Problem to solve: Repeat each entry as written, dropping any picture you find.

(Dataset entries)
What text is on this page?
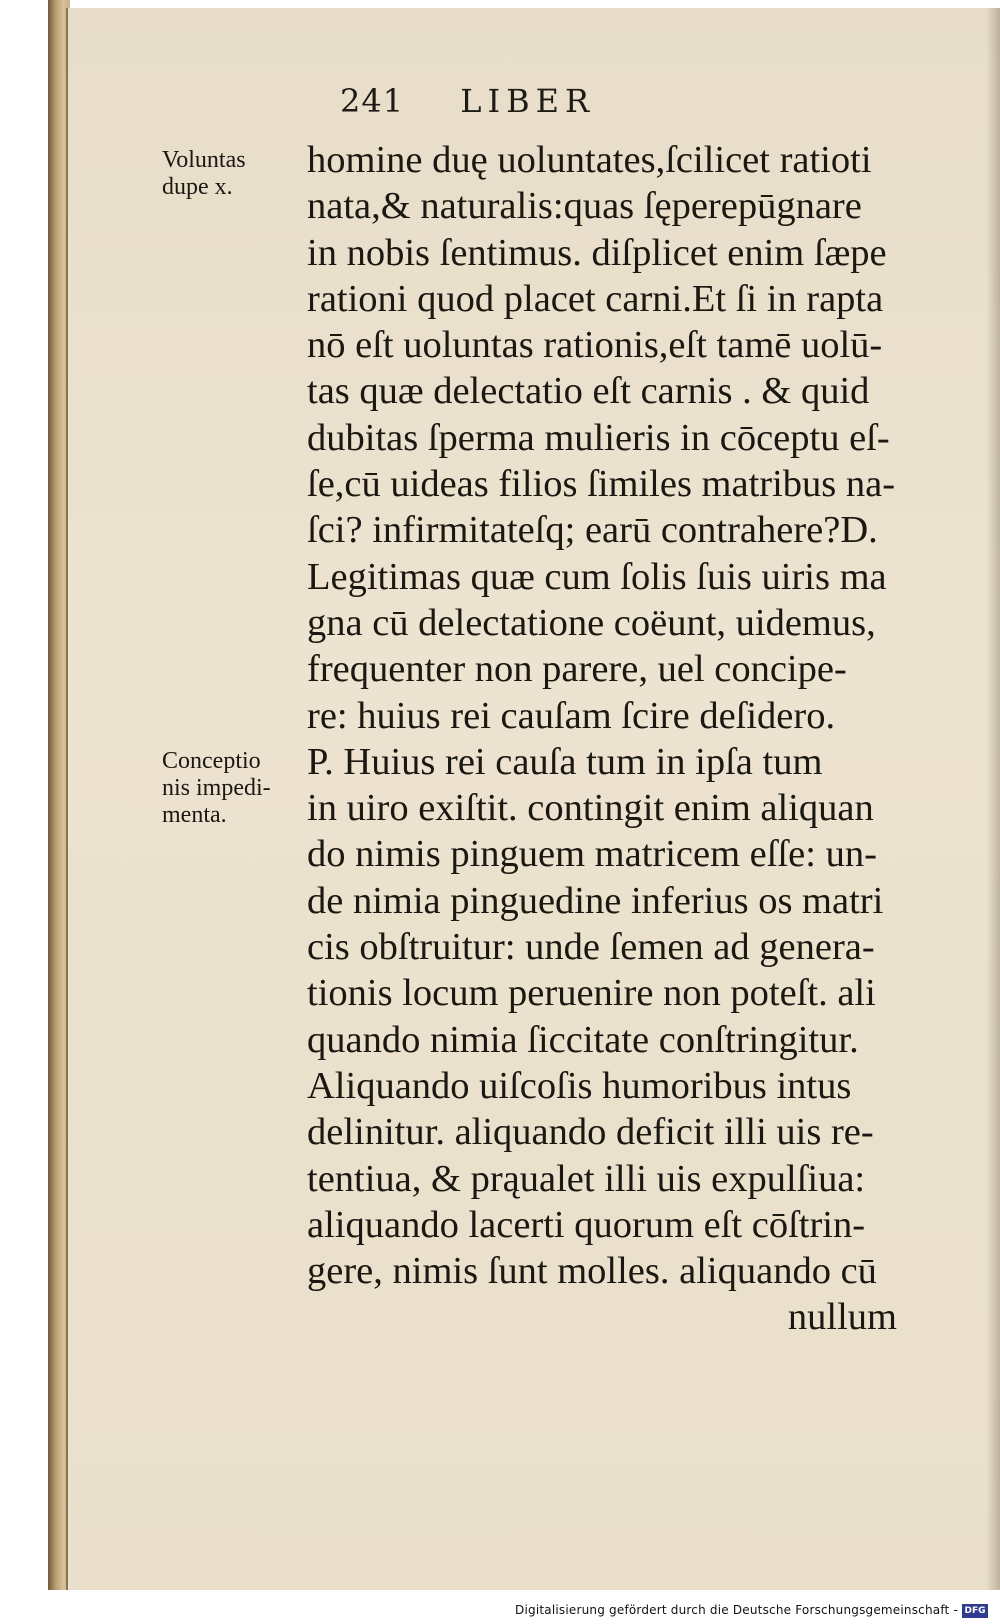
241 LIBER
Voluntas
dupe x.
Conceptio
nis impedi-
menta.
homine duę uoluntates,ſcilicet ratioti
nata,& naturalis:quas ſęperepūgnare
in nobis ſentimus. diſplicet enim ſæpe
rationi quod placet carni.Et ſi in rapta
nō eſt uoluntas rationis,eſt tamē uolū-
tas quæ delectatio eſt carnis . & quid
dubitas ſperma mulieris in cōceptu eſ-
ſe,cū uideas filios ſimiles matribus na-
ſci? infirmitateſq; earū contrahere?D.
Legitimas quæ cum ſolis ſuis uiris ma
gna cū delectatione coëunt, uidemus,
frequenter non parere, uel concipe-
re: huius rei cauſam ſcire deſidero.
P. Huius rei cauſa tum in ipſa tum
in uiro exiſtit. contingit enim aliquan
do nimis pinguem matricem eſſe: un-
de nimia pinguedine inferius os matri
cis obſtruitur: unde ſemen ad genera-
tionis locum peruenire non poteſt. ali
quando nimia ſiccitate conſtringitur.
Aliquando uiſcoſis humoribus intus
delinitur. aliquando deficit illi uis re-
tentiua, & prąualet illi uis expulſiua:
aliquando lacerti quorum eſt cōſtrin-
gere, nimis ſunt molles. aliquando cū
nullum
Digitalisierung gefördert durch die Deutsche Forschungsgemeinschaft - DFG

Exercise output:
What text is on this page?
241 LIBER
Voluntas
dupe x.
Conceptio
nis impedi-
menta.
homine duę uoluntates,ſcilicet ratioti
nata,& naturalis:quas ſęperepūgnare
in nobis ſentimus. diſplicet enim ſæpe
rationi quod placet carni.Et ſi in rapta
nō eſt uoluntas rationis,eſt tamē uolū-
tas quæ delectatio eſt carnis . & quid
dubitas ſperma mulieris in cōceptu eſ-
ſe,cū uideas filios ſimiles matribus na-
ſci? infirmitateſq; earū contrahere?D.
Legitimas quæ cum ſolis ſuis uiris ma
gna cū delectatione coëunt, uidemus,
frequenter non parere, uel concipe-
re: huius rei cauſam ſcire deſidero.
P. Huius rei cauſa tum in ipſa tum
in uiro exiſtit. contingit enim aliquan
do nimis pinguem matricem eſſe: un-
de nimia pinguedine inferius os matri
cis obſtruitur: unde ſemen ad genera-
tionis locum peruenire non poteſt. ali
quando nimia ſiccitate conſtringitur.
Aliquando uiſcoſis humoribus intus
delinitur. aliquando deficit illi uis re-
tentiua, & prąualet illi uis expulſiua:
aliquando lacerti quorum eſt cōſtrin-
gere, nimis ſunt molles. aliquando cū
nullum
Digitalisierung gefördert durch die Deutsche Forschungsgemeinschaft - DFG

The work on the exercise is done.